◆ Required task: From the listing below, copy every line with the word "Size".

◆ Record list:
######

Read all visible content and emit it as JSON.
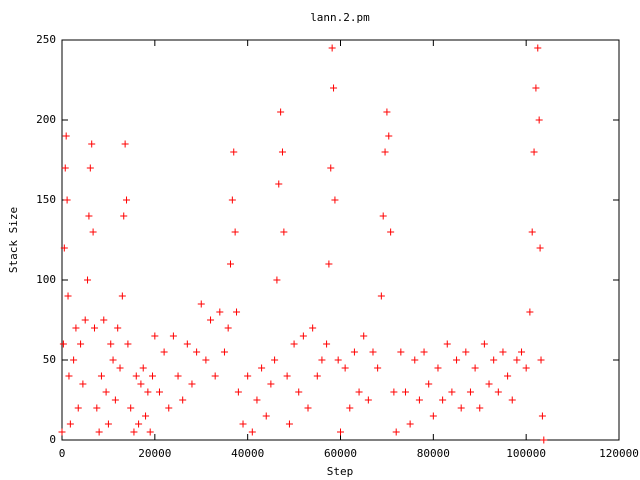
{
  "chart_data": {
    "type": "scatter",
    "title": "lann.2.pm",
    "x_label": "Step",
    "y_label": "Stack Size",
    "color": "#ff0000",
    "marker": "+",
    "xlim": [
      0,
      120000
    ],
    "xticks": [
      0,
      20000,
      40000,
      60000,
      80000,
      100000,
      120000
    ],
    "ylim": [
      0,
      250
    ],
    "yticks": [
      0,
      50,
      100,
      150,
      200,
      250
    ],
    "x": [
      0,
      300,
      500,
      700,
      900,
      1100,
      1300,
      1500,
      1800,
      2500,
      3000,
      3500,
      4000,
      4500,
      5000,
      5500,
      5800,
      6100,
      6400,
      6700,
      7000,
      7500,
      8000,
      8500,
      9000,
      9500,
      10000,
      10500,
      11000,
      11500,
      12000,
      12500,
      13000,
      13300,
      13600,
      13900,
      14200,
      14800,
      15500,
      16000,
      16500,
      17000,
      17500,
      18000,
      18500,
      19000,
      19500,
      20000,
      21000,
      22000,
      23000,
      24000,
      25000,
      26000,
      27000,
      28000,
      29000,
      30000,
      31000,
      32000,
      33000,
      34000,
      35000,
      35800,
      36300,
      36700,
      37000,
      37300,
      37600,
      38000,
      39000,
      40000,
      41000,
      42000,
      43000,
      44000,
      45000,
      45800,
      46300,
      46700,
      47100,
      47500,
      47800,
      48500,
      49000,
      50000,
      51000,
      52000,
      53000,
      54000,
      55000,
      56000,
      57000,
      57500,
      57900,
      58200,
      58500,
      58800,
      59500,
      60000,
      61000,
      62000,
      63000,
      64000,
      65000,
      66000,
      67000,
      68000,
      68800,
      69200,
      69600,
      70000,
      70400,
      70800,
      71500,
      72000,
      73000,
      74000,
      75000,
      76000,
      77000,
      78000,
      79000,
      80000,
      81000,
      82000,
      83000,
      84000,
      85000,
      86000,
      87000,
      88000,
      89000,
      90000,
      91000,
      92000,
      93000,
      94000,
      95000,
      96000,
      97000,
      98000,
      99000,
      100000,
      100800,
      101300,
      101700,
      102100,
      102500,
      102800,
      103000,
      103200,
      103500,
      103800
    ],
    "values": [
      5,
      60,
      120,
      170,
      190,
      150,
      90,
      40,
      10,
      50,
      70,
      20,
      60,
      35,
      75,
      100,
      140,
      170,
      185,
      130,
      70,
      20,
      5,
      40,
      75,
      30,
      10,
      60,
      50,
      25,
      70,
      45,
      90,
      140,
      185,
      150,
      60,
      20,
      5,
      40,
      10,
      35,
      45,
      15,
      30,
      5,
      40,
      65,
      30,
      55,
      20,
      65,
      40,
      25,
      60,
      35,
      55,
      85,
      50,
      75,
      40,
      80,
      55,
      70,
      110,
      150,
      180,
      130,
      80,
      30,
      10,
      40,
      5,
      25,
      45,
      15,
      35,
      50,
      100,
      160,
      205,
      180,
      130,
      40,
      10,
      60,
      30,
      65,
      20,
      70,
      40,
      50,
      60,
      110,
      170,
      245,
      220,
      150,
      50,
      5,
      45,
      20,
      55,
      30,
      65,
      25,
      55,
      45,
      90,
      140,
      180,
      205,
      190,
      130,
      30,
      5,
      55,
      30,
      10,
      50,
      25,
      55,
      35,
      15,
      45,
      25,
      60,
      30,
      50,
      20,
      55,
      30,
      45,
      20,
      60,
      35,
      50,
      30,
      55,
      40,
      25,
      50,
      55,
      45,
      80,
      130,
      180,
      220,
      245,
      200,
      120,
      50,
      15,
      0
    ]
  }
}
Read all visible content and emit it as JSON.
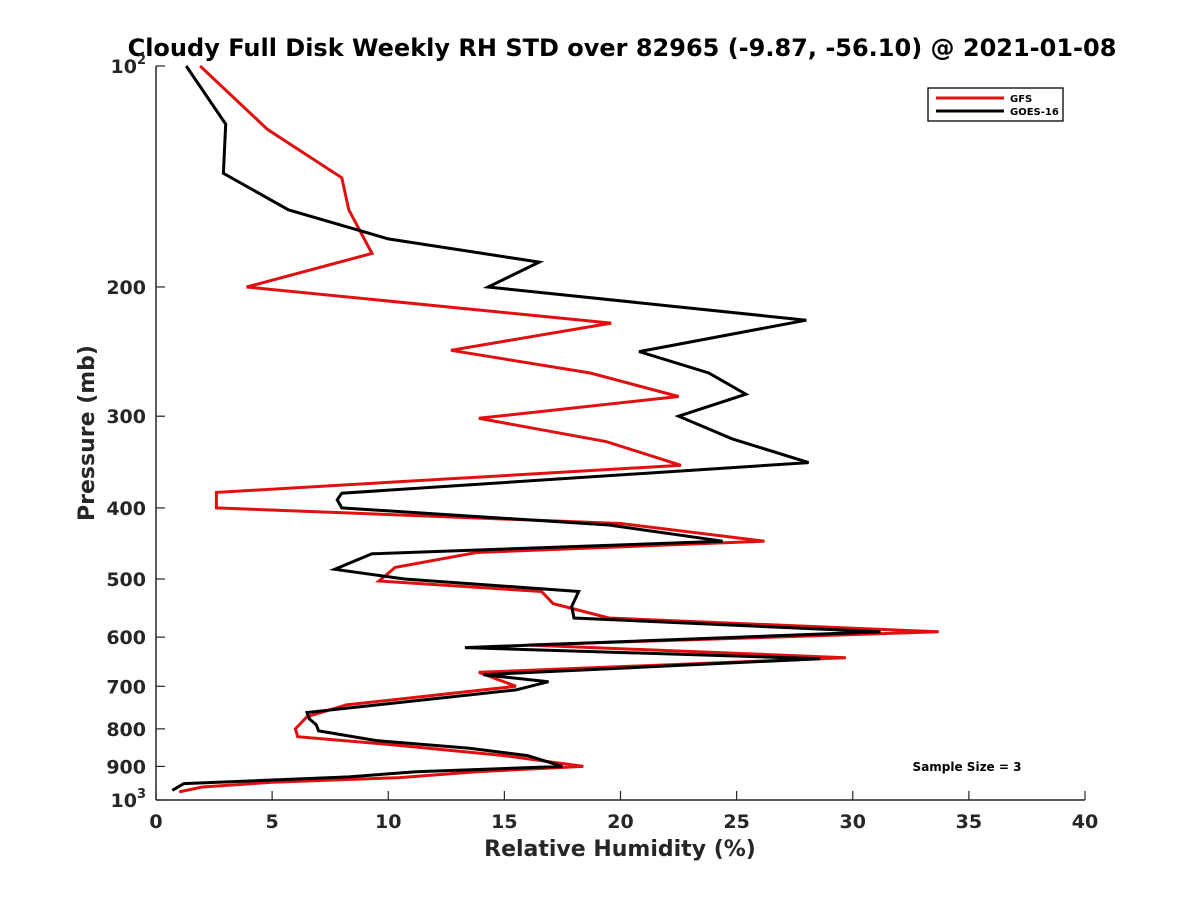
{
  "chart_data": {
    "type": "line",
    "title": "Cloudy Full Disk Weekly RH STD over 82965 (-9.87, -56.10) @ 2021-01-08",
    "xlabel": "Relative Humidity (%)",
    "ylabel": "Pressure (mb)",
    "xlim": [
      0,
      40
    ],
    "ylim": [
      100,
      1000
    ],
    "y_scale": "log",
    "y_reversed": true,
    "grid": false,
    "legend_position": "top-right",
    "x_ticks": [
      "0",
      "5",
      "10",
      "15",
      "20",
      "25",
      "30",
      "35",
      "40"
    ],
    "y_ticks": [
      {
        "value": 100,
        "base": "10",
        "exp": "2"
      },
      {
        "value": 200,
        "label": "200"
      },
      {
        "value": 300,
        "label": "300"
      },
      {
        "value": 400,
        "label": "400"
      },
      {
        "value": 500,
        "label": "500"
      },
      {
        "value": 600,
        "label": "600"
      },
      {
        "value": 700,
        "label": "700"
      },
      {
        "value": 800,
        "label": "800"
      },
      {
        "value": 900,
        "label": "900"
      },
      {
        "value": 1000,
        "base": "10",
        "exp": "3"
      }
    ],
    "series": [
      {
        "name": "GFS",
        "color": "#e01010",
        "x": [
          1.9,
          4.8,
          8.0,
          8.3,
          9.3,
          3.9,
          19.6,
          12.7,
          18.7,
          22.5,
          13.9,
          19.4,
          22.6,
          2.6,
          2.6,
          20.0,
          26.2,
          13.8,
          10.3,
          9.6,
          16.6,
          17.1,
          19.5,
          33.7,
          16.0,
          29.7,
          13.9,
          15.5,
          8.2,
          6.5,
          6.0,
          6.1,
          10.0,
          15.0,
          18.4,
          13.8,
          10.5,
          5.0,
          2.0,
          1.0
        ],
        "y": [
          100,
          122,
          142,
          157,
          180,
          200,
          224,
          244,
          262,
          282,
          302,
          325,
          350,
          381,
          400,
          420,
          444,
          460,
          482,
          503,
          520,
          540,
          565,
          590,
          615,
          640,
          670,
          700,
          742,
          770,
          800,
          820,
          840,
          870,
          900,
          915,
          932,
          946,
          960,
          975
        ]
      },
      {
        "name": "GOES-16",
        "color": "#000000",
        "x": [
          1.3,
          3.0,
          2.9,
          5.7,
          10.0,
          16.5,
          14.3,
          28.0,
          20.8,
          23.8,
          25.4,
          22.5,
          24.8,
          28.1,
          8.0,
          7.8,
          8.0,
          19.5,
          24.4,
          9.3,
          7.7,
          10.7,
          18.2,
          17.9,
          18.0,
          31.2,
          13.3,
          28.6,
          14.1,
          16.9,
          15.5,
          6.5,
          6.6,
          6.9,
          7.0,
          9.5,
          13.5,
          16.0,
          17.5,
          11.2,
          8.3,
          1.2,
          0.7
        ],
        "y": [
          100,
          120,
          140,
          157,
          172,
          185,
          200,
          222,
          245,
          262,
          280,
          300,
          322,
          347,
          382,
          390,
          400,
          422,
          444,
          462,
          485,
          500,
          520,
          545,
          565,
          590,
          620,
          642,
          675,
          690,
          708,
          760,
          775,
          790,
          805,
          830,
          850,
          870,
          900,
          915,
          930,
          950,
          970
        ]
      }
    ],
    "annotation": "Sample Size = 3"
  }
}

######

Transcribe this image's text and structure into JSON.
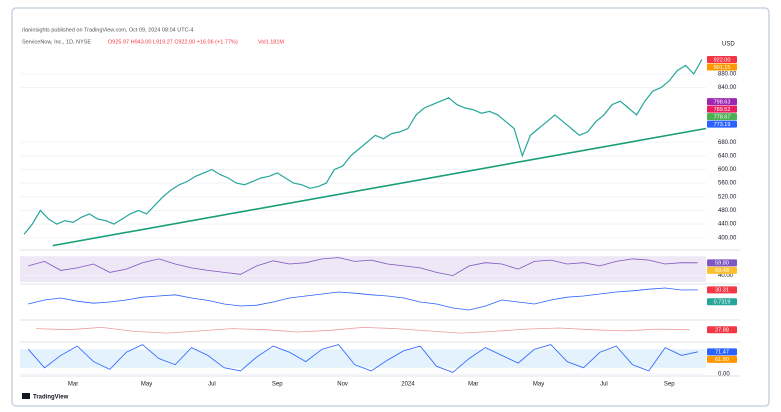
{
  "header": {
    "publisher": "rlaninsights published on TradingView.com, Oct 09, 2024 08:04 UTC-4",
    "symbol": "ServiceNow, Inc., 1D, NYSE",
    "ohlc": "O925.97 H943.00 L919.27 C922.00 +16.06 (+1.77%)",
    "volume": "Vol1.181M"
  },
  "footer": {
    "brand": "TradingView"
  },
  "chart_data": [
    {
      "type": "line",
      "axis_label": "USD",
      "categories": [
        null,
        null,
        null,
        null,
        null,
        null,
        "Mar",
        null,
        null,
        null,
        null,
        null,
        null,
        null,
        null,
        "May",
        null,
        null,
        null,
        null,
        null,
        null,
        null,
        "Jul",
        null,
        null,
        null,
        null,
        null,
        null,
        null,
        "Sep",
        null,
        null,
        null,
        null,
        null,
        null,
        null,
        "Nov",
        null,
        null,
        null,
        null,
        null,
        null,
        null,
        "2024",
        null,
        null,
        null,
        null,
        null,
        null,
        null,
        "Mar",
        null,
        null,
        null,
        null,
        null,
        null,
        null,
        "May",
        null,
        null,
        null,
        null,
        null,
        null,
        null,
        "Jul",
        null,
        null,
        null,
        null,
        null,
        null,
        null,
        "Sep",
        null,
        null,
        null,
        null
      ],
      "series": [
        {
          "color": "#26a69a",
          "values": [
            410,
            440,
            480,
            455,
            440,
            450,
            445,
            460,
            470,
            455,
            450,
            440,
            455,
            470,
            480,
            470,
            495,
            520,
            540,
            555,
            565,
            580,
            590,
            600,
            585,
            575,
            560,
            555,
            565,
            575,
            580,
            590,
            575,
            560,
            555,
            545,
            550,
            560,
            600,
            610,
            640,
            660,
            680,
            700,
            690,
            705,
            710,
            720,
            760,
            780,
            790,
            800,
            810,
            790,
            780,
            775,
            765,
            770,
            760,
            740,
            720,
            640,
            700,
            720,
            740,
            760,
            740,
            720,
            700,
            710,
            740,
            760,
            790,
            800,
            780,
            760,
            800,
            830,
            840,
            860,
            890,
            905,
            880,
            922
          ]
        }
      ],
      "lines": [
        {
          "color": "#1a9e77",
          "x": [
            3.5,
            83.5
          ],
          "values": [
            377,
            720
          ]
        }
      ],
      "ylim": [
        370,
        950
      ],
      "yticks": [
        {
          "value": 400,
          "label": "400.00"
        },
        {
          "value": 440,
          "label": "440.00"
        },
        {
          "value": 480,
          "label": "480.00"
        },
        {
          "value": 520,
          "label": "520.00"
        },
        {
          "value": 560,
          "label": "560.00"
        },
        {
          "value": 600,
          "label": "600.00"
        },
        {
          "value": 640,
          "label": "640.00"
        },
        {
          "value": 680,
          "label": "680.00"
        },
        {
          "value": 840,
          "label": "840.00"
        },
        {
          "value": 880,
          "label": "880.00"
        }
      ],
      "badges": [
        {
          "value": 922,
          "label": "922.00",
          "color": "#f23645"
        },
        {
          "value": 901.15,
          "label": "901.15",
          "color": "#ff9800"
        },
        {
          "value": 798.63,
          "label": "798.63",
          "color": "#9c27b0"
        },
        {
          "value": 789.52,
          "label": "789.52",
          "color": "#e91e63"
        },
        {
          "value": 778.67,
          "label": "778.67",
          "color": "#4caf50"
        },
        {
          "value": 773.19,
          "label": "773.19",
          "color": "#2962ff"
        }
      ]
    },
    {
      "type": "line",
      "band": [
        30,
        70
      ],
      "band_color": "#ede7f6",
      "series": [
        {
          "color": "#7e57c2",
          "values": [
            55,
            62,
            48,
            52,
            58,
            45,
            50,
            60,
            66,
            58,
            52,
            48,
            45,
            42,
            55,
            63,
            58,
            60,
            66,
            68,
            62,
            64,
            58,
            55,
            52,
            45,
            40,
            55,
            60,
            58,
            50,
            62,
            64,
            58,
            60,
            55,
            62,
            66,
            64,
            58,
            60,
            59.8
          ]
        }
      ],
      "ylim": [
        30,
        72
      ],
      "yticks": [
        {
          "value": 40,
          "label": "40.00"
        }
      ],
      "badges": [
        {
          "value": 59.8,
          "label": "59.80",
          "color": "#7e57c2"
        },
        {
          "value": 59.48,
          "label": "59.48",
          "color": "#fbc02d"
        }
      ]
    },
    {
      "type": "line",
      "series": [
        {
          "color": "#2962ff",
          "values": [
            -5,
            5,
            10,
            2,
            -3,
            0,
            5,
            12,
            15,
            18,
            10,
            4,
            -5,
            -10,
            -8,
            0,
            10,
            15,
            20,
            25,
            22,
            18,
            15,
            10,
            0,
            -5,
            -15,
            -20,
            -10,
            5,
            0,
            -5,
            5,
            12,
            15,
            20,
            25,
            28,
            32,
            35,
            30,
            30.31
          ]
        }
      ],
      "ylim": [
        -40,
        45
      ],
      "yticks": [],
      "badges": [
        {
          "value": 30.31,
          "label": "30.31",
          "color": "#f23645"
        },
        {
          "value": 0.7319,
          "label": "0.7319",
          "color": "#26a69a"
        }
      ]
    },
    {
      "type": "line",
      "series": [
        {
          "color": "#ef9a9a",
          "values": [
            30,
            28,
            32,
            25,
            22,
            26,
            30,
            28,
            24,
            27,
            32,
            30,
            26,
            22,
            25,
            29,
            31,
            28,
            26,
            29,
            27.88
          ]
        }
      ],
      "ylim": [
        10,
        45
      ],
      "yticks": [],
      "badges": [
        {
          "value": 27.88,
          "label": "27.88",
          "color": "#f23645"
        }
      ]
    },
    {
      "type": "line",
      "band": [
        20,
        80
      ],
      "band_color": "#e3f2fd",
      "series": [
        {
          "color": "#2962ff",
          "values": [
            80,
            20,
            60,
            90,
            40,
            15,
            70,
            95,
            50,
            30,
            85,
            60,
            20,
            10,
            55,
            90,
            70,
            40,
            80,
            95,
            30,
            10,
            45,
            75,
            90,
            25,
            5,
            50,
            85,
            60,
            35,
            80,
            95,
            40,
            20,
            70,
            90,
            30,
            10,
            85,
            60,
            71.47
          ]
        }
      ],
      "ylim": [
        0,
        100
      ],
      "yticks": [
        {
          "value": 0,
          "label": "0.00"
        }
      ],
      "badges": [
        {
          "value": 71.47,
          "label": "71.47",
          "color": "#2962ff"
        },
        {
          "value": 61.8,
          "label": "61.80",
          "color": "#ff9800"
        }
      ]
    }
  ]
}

######

◆ Solution to this problem:
    "y_label": "Stack Size",
    "annotation": "Sample Size = 3"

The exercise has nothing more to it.